## Exercise:
Pull out every line below that contains the word "Gross".

## Source material:

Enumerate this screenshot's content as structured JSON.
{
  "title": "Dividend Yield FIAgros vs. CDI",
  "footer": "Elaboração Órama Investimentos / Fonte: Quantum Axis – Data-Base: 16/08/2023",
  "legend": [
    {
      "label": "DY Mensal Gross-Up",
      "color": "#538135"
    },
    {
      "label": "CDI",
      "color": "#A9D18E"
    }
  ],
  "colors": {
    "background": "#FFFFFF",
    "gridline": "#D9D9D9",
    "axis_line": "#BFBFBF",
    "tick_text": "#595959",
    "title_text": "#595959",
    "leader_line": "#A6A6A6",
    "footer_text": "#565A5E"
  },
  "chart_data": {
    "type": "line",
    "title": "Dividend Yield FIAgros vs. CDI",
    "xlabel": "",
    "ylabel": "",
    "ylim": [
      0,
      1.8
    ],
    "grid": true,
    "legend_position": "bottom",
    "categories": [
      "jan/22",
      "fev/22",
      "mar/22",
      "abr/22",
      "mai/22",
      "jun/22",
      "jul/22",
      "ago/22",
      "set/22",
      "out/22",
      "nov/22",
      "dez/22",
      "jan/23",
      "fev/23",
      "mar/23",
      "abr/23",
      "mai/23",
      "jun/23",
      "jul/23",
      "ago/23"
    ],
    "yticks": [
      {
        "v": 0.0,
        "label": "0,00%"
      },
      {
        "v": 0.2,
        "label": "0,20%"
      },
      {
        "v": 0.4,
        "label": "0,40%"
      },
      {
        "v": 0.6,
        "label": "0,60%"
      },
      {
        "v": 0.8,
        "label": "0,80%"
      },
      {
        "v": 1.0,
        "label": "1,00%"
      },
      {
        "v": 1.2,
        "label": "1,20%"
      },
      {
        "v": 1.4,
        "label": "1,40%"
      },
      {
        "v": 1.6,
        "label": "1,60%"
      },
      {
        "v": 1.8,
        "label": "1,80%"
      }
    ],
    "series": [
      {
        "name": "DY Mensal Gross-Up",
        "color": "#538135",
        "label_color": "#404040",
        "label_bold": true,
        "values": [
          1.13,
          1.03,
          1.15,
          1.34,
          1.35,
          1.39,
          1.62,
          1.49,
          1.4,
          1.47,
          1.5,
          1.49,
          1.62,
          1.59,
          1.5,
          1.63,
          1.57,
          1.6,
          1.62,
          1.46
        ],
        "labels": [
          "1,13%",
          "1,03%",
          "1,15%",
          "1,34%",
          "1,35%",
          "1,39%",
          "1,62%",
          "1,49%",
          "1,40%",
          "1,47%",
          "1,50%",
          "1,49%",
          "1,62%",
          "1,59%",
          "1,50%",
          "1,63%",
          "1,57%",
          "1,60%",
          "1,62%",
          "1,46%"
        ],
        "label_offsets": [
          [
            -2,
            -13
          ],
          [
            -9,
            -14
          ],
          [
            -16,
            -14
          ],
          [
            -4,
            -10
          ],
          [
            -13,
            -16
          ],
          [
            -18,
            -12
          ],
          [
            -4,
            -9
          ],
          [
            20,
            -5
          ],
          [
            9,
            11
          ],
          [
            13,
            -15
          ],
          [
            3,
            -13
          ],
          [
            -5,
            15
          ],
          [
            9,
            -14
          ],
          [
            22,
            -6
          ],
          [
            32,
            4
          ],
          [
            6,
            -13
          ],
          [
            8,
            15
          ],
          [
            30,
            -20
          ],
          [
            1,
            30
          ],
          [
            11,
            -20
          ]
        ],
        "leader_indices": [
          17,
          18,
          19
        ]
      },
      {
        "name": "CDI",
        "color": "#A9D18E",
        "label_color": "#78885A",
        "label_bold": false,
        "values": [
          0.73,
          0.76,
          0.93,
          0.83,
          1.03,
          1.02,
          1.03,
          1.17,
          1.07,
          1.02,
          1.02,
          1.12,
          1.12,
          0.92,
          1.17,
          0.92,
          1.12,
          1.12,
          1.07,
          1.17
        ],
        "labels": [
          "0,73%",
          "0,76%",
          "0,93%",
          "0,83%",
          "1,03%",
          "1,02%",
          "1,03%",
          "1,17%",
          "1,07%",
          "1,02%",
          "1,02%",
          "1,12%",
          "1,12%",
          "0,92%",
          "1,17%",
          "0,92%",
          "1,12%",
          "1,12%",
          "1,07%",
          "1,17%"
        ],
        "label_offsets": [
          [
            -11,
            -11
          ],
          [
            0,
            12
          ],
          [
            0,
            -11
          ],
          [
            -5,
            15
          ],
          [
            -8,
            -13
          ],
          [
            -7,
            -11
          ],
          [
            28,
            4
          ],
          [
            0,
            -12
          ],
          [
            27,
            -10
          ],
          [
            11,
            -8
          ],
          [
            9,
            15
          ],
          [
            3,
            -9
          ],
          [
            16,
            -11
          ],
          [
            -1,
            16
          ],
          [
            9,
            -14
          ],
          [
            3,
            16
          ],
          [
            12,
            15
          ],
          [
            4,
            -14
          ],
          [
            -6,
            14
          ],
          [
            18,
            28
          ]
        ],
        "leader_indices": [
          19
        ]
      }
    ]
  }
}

## Solution:
      "label": "DY Mensal Gross-Up",
        "name": "DY Mensal Gross-Up",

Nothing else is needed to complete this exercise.